* _Given request_
Report back each line of the records that contains the string "ylabel".

* _Data for this task_
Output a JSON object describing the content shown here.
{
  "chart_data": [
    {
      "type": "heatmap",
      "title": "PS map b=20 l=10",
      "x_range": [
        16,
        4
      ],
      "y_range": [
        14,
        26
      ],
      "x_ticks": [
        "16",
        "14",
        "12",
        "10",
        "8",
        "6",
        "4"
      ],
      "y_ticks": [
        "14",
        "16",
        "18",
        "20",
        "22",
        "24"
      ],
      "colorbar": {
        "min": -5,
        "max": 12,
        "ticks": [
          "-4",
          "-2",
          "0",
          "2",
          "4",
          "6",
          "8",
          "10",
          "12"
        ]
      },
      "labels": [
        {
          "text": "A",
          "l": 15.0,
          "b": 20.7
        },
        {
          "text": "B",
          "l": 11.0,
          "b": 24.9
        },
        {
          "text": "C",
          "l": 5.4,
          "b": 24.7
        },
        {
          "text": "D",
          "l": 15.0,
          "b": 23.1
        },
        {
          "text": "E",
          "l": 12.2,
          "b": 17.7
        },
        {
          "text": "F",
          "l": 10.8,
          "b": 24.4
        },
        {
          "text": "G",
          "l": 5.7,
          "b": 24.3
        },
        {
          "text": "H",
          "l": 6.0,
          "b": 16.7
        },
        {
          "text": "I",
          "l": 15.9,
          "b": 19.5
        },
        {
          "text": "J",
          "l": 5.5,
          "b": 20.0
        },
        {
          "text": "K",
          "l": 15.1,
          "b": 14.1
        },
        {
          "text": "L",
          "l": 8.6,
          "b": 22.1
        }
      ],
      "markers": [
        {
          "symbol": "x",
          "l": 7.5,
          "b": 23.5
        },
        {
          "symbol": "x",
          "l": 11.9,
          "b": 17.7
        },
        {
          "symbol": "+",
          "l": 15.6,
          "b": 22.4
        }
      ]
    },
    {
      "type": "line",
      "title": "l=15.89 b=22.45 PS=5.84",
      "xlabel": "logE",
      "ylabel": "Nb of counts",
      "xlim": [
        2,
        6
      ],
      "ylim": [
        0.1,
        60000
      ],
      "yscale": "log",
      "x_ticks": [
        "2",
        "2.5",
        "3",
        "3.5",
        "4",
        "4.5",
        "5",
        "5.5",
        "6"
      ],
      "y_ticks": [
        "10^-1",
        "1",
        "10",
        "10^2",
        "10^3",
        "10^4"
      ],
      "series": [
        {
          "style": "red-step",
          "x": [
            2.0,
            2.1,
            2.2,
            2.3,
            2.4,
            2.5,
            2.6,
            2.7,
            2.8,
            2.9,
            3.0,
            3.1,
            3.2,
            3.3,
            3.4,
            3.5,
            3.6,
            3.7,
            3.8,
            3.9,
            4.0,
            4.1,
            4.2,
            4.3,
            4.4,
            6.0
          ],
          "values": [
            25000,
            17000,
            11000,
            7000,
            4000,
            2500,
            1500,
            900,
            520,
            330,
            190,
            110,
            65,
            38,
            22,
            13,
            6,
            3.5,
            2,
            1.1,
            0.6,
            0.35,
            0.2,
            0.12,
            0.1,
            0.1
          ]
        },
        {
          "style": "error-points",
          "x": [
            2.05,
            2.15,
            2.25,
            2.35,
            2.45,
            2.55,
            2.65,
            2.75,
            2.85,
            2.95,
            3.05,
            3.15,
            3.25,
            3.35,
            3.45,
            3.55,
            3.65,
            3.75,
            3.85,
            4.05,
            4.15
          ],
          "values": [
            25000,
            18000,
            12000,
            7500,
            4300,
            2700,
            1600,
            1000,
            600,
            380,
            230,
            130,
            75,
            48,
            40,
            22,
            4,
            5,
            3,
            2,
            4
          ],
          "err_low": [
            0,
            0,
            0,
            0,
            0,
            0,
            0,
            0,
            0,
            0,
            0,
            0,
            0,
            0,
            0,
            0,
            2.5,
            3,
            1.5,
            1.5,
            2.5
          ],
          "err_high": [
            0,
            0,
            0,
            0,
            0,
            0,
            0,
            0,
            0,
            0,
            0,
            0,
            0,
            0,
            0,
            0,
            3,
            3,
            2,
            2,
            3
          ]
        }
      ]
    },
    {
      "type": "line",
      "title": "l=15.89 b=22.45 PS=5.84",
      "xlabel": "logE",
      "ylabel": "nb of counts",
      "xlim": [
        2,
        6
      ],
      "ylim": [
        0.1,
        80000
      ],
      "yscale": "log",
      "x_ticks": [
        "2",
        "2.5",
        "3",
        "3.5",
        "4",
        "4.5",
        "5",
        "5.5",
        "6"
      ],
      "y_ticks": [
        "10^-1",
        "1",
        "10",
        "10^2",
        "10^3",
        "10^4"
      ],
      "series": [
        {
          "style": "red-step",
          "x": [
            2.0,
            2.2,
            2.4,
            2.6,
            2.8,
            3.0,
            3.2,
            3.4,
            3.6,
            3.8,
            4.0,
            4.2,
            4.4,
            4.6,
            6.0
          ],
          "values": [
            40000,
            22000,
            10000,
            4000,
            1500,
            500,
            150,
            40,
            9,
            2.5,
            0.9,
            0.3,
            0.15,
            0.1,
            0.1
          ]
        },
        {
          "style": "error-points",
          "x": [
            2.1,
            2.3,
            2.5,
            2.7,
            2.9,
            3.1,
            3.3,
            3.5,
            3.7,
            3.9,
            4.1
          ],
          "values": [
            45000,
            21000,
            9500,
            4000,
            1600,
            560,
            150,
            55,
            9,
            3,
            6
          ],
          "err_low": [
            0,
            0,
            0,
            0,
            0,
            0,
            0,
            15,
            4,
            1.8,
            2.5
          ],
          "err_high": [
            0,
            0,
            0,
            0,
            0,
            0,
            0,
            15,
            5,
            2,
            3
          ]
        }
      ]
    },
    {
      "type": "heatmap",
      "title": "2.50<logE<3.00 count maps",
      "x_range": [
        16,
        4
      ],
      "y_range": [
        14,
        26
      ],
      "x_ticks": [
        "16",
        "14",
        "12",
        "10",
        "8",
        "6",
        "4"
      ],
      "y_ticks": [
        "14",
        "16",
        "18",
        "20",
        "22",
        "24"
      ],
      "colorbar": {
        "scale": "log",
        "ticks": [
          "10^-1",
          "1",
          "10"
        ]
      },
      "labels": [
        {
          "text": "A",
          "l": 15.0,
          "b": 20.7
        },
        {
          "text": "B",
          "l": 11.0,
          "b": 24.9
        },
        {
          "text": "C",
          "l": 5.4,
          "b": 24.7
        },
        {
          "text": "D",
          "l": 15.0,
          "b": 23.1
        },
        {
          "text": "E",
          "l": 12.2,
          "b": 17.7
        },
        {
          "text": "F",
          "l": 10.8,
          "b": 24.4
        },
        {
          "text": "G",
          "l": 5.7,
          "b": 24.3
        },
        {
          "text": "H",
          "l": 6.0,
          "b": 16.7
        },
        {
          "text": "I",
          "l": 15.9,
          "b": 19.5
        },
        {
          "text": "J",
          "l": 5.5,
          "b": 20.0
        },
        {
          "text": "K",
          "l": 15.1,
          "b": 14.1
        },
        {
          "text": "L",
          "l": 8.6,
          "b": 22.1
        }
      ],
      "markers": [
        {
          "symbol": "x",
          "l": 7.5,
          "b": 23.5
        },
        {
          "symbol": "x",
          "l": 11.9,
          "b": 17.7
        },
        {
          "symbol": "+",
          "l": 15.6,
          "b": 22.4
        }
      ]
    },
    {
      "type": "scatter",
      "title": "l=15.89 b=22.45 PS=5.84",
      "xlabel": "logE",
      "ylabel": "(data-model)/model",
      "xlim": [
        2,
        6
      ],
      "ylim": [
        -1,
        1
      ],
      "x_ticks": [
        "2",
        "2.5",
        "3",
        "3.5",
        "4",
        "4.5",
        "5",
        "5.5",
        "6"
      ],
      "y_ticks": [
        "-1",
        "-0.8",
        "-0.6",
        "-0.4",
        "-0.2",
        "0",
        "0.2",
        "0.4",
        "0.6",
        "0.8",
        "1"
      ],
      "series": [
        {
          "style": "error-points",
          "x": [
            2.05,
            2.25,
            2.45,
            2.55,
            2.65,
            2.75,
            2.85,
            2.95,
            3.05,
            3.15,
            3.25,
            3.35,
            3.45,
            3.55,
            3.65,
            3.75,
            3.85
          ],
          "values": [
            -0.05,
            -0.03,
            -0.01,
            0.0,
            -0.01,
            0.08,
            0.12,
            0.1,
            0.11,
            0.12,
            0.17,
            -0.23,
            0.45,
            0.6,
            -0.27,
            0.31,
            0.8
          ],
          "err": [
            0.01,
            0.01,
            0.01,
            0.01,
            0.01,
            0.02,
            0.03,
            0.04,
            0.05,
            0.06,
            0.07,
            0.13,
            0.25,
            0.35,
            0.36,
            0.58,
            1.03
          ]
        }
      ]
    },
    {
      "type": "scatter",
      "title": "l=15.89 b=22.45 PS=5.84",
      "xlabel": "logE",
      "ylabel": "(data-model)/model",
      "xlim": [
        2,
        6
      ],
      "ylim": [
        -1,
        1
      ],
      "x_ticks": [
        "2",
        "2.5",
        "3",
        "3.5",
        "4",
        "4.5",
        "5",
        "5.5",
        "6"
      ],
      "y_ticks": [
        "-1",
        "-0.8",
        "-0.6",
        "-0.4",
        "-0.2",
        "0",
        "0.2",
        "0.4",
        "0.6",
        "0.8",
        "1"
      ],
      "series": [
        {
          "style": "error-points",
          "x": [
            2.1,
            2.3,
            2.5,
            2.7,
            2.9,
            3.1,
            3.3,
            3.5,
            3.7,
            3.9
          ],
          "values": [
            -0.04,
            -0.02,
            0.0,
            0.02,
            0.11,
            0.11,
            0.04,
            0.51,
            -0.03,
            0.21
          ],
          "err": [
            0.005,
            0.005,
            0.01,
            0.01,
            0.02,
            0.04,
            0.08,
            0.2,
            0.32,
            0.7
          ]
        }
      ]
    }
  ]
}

* _Exercise solution_
      "ylabel": "Nb of counts",
      "ylabel": "nb of counts",
      "ylabel": "(data-model)/model",
      "ylabel": "(data-model)/model",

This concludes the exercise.